### EXERCISE GOAL
Copy every line of the data exactly, leaving nothing out.
▬▬▬▬▬▬
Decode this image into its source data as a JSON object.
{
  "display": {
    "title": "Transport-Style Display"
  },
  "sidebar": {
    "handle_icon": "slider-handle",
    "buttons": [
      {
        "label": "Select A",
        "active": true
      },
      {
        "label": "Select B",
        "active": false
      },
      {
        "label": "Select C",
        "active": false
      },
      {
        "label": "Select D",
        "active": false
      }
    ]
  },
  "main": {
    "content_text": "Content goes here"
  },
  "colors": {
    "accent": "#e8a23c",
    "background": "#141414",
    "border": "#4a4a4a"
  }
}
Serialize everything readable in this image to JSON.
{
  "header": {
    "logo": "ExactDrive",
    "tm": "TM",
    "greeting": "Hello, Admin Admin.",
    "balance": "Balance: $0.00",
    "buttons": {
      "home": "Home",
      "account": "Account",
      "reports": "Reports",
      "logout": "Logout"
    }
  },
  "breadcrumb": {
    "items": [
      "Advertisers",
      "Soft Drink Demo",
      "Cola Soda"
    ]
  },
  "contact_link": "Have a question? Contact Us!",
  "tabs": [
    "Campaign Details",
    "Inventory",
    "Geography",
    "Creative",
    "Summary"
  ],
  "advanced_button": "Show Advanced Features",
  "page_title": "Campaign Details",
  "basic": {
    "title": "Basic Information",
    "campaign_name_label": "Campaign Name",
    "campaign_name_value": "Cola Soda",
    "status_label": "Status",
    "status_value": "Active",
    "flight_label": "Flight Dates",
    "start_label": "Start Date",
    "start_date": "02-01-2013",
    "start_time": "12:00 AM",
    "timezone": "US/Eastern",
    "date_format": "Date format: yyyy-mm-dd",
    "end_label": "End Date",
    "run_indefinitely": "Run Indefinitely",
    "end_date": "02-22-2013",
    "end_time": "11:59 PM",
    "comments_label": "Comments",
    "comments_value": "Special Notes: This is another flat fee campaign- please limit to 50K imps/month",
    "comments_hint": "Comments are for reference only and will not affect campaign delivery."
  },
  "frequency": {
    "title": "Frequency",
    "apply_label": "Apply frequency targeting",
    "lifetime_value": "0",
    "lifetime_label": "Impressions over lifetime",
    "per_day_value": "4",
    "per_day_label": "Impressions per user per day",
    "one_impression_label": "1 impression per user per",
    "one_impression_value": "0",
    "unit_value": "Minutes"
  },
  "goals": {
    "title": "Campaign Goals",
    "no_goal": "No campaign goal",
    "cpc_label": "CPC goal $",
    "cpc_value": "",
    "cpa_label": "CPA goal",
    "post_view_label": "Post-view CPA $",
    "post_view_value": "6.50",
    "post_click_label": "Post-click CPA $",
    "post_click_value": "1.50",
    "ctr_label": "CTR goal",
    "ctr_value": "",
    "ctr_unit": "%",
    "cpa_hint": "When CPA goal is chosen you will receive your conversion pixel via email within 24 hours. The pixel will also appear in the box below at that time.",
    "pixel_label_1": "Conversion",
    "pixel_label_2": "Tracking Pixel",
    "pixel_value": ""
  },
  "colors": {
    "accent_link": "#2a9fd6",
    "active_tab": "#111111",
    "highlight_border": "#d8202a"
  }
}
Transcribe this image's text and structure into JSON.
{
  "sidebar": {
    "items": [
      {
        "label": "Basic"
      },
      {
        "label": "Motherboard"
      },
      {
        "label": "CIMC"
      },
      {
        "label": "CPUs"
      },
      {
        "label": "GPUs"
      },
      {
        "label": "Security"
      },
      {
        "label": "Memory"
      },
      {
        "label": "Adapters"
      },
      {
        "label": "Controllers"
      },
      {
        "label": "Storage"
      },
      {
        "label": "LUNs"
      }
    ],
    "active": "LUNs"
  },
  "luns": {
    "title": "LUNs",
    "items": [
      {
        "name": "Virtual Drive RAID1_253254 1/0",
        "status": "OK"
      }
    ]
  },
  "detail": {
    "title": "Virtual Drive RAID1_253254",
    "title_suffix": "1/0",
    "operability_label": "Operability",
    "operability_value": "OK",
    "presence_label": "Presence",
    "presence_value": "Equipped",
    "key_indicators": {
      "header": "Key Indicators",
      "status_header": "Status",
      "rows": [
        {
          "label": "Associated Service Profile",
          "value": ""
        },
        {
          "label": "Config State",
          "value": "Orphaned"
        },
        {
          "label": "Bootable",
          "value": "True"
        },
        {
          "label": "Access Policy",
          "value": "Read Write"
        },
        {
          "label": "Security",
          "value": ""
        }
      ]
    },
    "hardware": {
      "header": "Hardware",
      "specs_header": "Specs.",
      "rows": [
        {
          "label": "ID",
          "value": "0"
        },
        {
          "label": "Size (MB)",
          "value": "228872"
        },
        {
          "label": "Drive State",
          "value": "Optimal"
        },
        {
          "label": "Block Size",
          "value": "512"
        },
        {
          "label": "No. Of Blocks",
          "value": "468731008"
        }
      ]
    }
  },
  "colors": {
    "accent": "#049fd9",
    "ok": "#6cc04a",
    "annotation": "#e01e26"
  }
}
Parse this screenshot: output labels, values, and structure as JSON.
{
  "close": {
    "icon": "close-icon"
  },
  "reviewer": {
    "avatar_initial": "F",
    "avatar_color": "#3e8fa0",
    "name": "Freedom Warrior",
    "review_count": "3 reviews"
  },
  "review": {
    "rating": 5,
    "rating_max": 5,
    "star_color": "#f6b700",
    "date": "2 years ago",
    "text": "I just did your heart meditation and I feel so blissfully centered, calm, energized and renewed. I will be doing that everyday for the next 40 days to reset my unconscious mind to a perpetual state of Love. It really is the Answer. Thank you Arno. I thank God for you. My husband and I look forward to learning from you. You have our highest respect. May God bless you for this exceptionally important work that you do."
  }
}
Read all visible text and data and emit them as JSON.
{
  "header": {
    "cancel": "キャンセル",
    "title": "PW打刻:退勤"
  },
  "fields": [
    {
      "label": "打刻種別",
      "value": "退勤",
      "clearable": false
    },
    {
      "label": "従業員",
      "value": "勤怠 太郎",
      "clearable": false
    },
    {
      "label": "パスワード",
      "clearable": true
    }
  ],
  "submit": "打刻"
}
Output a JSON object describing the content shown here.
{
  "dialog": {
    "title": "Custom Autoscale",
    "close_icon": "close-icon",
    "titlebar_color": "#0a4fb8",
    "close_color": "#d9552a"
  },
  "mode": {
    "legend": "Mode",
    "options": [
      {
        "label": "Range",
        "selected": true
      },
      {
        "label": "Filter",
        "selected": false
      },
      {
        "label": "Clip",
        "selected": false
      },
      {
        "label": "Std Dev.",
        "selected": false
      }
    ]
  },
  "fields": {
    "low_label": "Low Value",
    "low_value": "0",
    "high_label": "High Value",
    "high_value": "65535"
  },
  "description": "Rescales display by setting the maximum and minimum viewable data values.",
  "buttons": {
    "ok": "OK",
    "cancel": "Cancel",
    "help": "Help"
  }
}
▬▬▬▬▬▬
### SOLUTION FOR THIS TASK
Decode this image into its source data as a JSON object.
{
  "display": {
    "title": "Transport-Style Display"
  },
  "sidebar": {
    "handle_icon": "slider-handle",
    "buttons": [
      {
        "label": "Select A",
        "active": true
      },
      {
        "label": "Select B",
        "active": false
      },
      {
        "label": "Select C",
        "active": false
      },
      {
        "label": "Select D",
        "active": false
      }
    ]
  },
  "main": {
    "content_text": "Content goes here"
  },
  "colors": {
    "accent": "#e8a23c",
    "background": "#141414",
    "border": "#4a4a4a"
  }
}
Serialize everything readable in this image to JSON.
{
  "header": {
    "logo": "ExactDrive",
    "tm": "TM",
    "greeting": "Hello, Admin Admin.",
    "balance": "Balance: $0.00",
    "buttons": {
      "home": "Home",
      "account": "Account",
      "reports": "Reports",
      "logout": "Logout"
    }
  },
  "breadcrumb": {
    "items": [
      "Advertisers",
      "Soft Drink Demo",
      "Cola Soda"
    ]
  },
  "contact_link": "Have a question? Contact Us!",
  "tabs": [
    "Campaign Details",
    "Inventory",
    "Geography",
    "Creative",
    "Summary"
  ],
  "advanced_button": "Show Advanced Features",
  "page_title": "Campaign Details",
  "basic": {
    "title": "Basic Information",
    "campaign_name_label": "Campaign Name",
    "campaign_name_value": "Cola Soda",
    "status_label": "Status",
    "status_value": "Active",
    "flight_label": "Flight Dates",
    "start_label": "Start Date",
    "start_date": "02-01-2013",
    "start_time": "12:00 AM",
    "timezone": "US/Eastern",
    "date_format": "Date format: yyyy-mm-dd",
    "end_label": "End Date",
    "run_indefinitely": "Run Indefinitely",
    "end_date": "02-22-2013",
    "end_time": "11:59 PM",
    "comments_label": "Comments",
    "comments_value": "Special Notes: This is another flat fee campaign- please limit to 50K imps/month",
    "comments_hint": "Comments are for reference only and will not affect campaign delivery."
  },
  "frequency": {
    "title": "Frequency",
    "apply_label": "Apply frequency targeting",
    "lifetime_value": "0",
    "lifetime_label": "Impressions over lifetime",
    "per_day_value": "4",
    "per_day_label": "Impressions per user per day",
    "one_impression_label": "1 impression per user per",
    "one_impression_value": "0",
    "unit_value": "Minutes"
  },
  "goals": {
    "title": "Campaign Goals",
    "no_goal": "No campaign goal",
    "cpc_label": "CPC goal $",
    "cpc_value": "",
    "cpa_label": "CPA goal",
    "post_view_label": "Post-view CPA $",
    "post_view_value": "6.50",
    "post_click_label": "Post-click CPA $",
    "post_click_value": "1.50",
    "ctr_label": "CTR goal",
    "ctr_value": "",
    "ctr_unit": "%",
    "cpa_hint": "When CPA goal is chosen you will receive your conversion pixel via email within 24 hours. The pixel will also appear in the box below at that time.",
    "pixel_label_1": "Conversion",
    "pixel_label_2": "Tracking Pixel",
    "pixel_value": ""
  },
  "colors": {
    "accent_link": "#2a9fd6",
    "active_tab": "#111111",
    "highlight_border": "#d8202a"
  }
}
Transcribe this image's text and structure into JSON.
{
  "sidebar": {
    "items": [
      {
        "label": "Basic"
      },
      {
        "label": "Motherboard"
      },
      {
        "label": "CIMC"
      },
      {
        "label": "CPUs"
      },
      {
        "label": "GPUs"
      },
      {
        "label": "Security"
      },
      {
        "label": "Memory"
      },
      {
        "label": "Adapters"
      },
      {
        "label": "Controllers"
      },
      {
        "label": "Storage"
      },
      {
        "label": "LUNs"
      }
    ],
    "active": "LUNs"
  },
  "luns": {
    "title": "LUNs",
    "items": [
      {
        "name": "Virtual Drive RAID1_253254 1/0",
        "status": "OK"
      }
    ]
  },
  "detail": {
    "title": "Virtual Drive RAID1_253254",
    "title_suffix": "1/0",
    "operability_label": "Operability",
    "operability_value": "OK",
    "presence_label": "Presence",
    "presence_value": "Equipped",
    "key_indicators": {
      "header": "Key Indicators",
      "status_header": "Status",
      "rows": [
        {
          "label": "Associated Service Profile",
          "value": ""
        },
        {
          "label": "Config State",
          "value": "Orphaned"
        },
        {
          "label": "Bootable",
          "value": "True"
        },
        {
          "label": "Access Policy",
          "value": "Read Write"
        },
        {
          "label": "Security",
          "value": ""
        }
      ]
    },
    "hardware": {
      "header": "Hardware",
      "specs_header": "Specs.",
      "rows": [
        {
          "label": "ID",
          "value": "0"
        },
        {
          "label": "Size (MB)",
          "value": "228872"
        },
        {
          "label": "Drive State",
          "value": "Optimal"
        },
        {
          "label": "Block Size",
          "value": "512"
        },
        {
          "label": "No. Of Blocks",
          "value": "468731008"
        }
      ]
    }
  },
  "colors": {
    "accent": "#049fd9",
    "ok": "#6cc04a",
    "annotation": "#e01e26"
  }
}
Parse this screenshot: output labels, values, and structure as JSON.
{
  "close": {
    "icon": "close-icon"
  },
  "reviewer": {
    "avatar_initial": "F",
    "avatar_color": "#3e8fa0",
    "name": "Freedom Warrior",
    "review_count": "3 reviews"
  },
  "review": {
    "rating": 5,
    "rating_max": 5,
    "star_color": "#f6b700",
    "date": "2 years ago",
    "text": "I just did your heart meditation and I feel so blissfully centered, calm, energized and renewed. I will be doing that everyday for the next 40 days to reset my unconscious mind to a perpetual state of Love. It really is the Answer. Thank you Arno. I thank God for you. My husband and I look forward to learning from you. You have our highest respect. May God bless you for this exceptionally important work that you do."
  }
}
Read all visible text and data and emit them as JSON.
{
  "header": {
    "cancel": "キャンセル",
    "title": "PW打刻:退勤"
  },
  "fields": [
    {
      "label": "打刻種別",
      "value": "退勤",
      "clearable": false
    },
    {
      "label": "従業員",
      "value": "勤怠 太郎",
      "clearable": false
    },
    {
      "label": "パスワード",
      "clearable": true
    }
  ],
  "submit": "打刻"
}
Output a JSON object describing the content shown here.
{
  "dialog": {
    "title": "Custom Autoscale",
    "close_icon": "close-icon",
    "titlebar_color": "#0a4fb8",
    "close_color": "#d9552a"
  },
  "mode": {
    "legend": "Mode",
    "options": [
      {
        "label": "Range",
        "selected": true
      },
      {
        "label": "Filter",
        "selected": false
      },
      {
        "label": "Clip",
        "selected": false
      },
      {
        "label": "Std Dev.",
        "selected": false
      }
    ]
  },
  "fields": {
    "low_label": "Low Value",
    "low_value": "0",
    "high_label": "High Value",
    "high_value": "65535"
  },
  "description": "Rescales display by setting the maximum and minimum viewable data values.",
  "buttons": {
    "ok": "OK",
    "cancel": "Cancel",
    "help": "Help"
  }
}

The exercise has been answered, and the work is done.